* To be done
Exclude images, then output the remaining data verbatim.

==*==

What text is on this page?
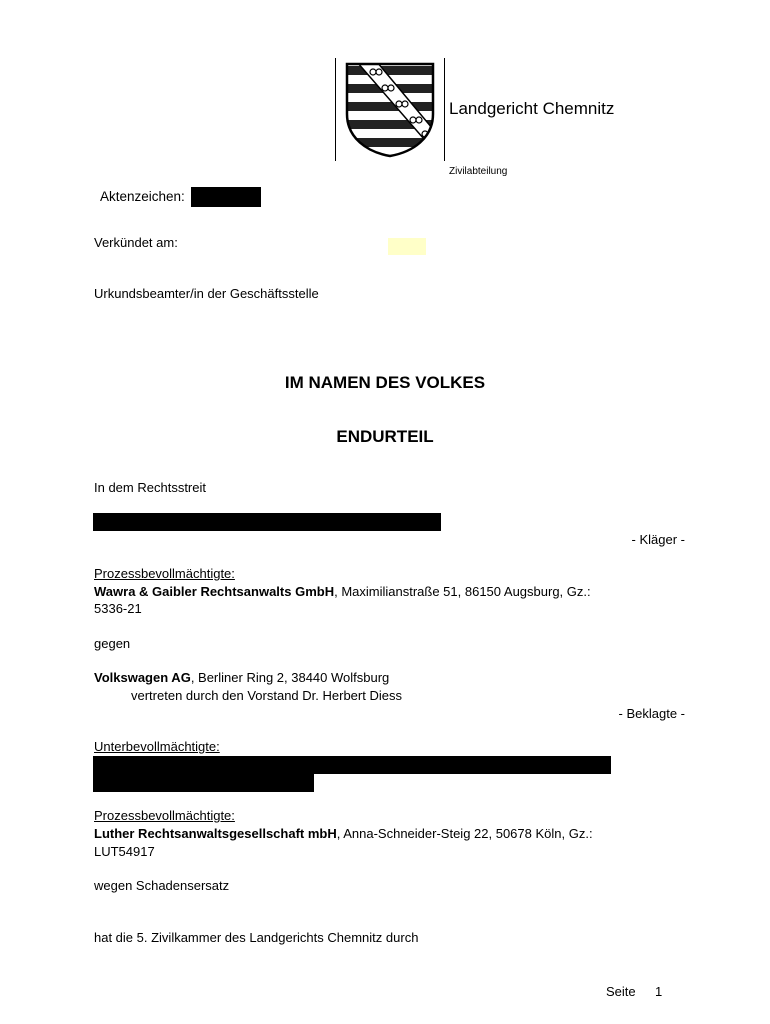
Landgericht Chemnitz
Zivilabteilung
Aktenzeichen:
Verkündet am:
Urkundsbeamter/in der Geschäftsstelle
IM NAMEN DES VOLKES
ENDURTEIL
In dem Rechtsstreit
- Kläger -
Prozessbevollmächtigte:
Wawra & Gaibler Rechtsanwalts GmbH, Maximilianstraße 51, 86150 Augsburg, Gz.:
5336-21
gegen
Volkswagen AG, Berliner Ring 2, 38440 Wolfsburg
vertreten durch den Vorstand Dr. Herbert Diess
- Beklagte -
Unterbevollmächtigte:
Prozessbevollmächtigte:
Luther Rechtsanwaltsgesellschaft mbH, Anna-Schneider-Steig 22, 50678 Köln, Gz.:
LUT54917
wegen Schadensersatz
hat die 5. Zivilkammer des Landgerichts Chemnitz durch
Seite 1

==*==

* Answer to the exercise
What text is on this page?
Landgericht Chemnitz
Zivilabteilung
Aktenzeichen:
Verkündet am:
Urkundsbeamter/in der Geschäftsstelle
IM NAMEN DES VOLKES
ENDURTEIL
In dem Rechtsstreit
- Kläger -
Prozessbevollmächtigte:
Wawra & Gaibler Rechtsanwalts GmbH, Maximilianstraße 51, 86150 Augsburg, Gz.:
5336-21
gegen
Volkswagen AG, Berliner Ring 2, 38440 Wolfsburg
vertreten durch den Vorstand Dr. Herbert Diess
- Beklagte -
Unterbevollmächtigte:
Prozessbevollmächtigte:
Luther Rechtsanwaltsgesellschaft mbH, Anna-Schneider-Steig 22, 50678 Köln, Gz.:
LUT54917
wegen Schadensersatz
hat die 5. Zivilkammer des Landgerichts Chemnitz durch
Seite 1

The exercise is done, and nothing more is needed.